§ WHAT YOU HAVE TO DO: Select and copy out every line in the records containing "title".

— start DATA PROVIDED —

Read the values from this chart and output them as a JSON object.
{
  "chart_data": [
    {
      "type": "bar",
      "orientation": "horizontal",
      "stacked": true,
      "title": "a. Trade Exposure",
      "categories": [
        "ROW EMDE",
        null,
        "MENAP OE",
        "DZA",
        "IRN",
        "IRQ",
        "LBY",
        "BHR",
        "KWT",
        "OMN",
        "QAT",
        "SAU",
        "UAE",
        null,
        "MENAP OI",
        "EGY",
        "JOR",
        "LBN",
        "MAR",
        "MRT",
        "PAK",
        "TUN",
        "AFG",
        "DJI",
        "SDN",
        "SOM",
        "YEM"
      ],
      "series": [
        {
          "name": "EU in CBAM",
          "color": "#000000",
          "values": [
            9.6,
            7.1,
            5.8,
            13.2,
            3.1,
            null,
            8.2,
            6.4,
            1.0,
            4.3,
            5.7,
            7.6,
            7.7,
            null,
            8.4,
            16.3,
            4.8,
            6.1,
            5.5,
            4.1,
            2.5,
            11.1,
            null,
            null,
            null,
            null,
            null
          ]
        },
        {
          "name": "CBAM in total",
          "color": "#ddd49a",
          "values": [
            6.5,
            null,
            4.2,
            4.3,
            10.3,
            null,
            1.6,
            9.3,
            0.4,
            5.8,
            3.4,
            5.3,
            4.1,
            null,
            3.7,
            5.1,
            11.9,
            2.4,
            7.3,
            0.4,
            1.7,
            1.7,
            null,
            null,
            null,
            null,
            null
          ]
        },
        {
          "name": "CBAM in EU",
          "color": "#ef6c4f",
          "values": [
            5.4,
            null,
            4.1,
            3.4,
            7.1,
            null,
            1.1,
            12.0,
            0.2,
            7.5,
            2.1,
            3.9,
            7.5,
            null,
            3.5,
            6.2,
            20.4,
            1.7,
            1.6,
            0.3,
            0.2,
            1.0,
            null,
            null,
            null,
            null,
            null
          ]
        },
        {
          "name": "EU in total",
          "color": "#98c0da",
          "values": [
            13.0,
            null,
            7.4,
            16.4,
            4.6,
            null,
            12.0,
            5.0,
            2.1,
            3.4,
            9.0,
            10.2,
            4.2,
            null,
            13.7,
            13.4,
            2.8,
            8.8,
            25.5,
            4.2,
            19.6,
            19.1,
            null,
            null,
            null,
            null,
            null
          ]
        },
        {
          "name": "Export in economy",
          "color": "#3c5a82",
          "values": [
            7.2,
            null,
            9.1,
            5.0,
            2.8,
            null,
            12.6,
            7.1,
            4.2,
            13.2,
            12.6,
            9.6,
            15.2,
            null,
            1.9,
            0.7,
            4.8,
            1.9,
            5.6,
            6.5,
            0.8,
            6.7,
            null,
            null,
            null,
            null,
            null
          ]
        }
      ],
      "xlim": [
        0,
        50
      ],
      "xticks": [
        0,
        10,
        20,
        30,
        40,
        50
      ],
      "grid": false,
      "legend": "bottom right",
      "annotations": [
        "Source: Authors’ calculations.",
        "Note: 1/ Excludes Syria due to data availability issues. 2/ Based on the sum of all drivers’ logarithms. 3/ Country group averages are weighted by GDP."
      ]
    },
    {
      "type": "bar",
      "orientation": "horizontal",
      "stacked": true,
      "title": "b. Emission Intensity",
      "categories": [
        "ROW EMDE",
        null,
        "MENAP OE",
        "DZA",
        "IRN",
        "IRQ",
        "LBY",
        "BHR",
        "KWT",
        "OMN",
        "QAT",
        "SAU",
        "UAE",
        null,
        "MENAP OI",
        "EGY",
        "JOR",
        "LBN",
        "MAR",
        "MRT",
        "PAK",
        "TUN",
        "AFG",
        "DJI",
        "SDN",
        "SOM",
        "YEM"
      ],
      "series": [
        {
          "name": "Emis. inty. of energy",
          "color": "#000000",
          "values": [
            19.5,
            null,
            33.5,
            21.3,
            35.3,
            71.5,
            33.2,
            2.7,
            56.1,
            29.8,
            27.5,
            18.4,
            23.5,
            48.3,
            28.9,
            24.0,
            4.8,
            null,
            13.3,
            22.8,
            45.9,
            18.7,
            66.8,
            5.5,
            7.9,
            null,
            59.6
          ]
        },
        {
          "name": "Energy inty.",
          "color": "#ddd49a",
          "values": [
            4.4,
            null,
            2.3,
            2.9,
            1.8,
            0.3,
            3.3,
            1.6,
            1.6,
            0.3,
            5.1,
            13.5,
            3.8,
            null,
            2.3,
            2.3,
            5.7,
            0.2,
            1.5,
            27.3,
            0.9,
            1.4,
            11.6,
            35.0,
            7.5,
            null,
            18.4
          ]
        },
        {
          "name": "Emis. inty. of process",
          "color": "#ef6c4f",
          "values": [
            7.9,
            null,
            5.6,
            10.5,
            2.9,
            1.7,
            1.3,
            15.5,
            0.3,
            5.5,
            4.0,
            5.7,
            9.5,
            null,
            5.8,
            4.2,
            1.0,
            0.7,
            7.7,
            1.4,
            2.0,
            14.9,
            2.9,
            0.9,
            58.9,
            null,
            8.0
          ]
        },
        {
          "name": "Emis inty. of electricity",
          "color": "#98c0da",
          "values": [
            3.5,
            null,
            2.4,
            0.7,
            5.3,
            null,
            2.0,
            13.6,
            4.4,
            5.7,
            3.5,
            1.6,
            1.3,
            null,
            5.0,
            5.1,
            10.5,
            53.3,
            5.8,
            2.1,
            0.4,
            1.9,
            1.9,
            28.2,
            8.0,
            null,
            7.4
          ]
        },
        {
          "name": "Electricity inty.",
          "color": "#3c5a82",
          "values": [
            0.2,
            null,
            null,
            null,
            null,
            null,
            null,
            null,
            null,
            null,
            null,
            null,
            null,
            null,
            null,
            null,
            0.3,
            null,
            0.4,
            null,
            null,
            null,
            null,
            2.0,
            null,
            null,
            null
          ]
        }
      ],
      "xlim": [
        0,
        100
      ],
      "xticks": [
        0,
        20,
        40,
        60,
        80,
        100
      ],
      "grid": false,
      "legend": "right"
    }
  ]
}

— end DATA PROVIDED —

§ EXPECTED OUTPUT:
      "title": "a. Trade Exposure",
      "title": "b. Emission Intensity",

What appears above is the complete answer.